--- The problem ---
Extract every entry word for word.

::::

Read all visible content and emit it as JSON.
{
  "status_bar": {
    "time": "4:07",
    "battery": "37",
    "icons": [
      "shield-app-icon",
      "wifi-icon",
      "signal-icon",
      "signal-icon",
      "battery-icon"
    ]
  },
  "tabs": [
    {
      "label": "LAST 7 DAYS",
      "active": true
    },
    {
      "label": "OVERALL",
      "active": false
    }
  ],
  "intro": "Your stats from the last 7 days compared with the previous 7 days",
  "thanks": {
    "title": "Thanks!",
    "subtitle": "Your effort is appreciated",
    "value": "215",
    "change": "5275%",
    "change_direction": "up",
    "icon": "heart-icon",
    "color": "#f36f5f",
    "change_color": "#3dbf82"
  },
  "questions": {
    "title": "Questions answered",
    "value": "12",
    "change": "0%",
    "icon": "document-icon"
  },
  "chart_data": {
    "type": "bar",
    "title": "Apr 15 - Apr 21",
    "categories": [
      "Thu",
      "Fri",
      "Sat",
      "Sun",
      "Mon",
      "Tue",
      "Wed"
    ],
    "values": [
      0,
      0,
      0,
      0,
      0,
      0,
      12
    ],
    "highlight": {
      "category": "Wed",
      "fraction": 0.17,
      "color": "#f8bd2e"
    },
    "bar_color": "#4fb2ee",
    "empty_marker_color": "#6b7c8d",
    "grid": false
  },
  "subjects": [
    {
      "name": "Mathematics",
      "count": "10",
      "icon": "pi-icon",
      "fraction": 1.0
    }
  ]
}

::::

--- Task result ---
Read all visible content and emit it as JSON.
{
  "status_bar": {
    "time": "4:07",
    "battery": "37",
    "icons": [
      "shield-app-icon",
      "wifi-icon",
      "signal-icon",
      "signal-icon",
      "battery-icon"
    ]
  },
  "tabs": [
    {
      "label": "LAST 7 DAYS",
      "active": true
    },
    {
      "label": "OVERALL",
      "active": false
    }
  ],
  "intro": "Your stats from the last 7 days compared with the previous 7 days",
  "thanks": {
    "title": "Thanks!",
    "subtitle": "Your effort is appreciated",
    "value": "215",
    "change": "5275%",
    "change_direction": "up",
    "icon": "heart-icon",
    "color": "#f36f5f",
    "change_color": "#3dbf82"
  },
  "questions": {
    "title": "Questions answered",
    "value": "12",
    "change": "0%",
    "icon": "document-icon"
  },
  "chart_data": {
    "type": "bar",
    "title": "Apr 15 - Apr 21",
    "categories": [
      "Thu",
      "Fri",
      "Sat",
      "Sun",
      "Mon",
      "Tue",
      "Wed"
    ],
    "values": [
      0,
      0,
      0,
      0,
      0,
      0,
      12
    ],
    "highlight": {
      "category": "Wed",
      "fraction": 0.17,
      "color": "#f8bd2e"
    },
    "bar_color": "#4fb2ee",
    "empty_marker_color": "#6b7c8d",
    "grid": false
  },
  "subjects": [
    {
      "name": "Mathematics",
      "count": "10",
      "icon": "pi-icon",
      "fraction": 1.0
    }
  ]
}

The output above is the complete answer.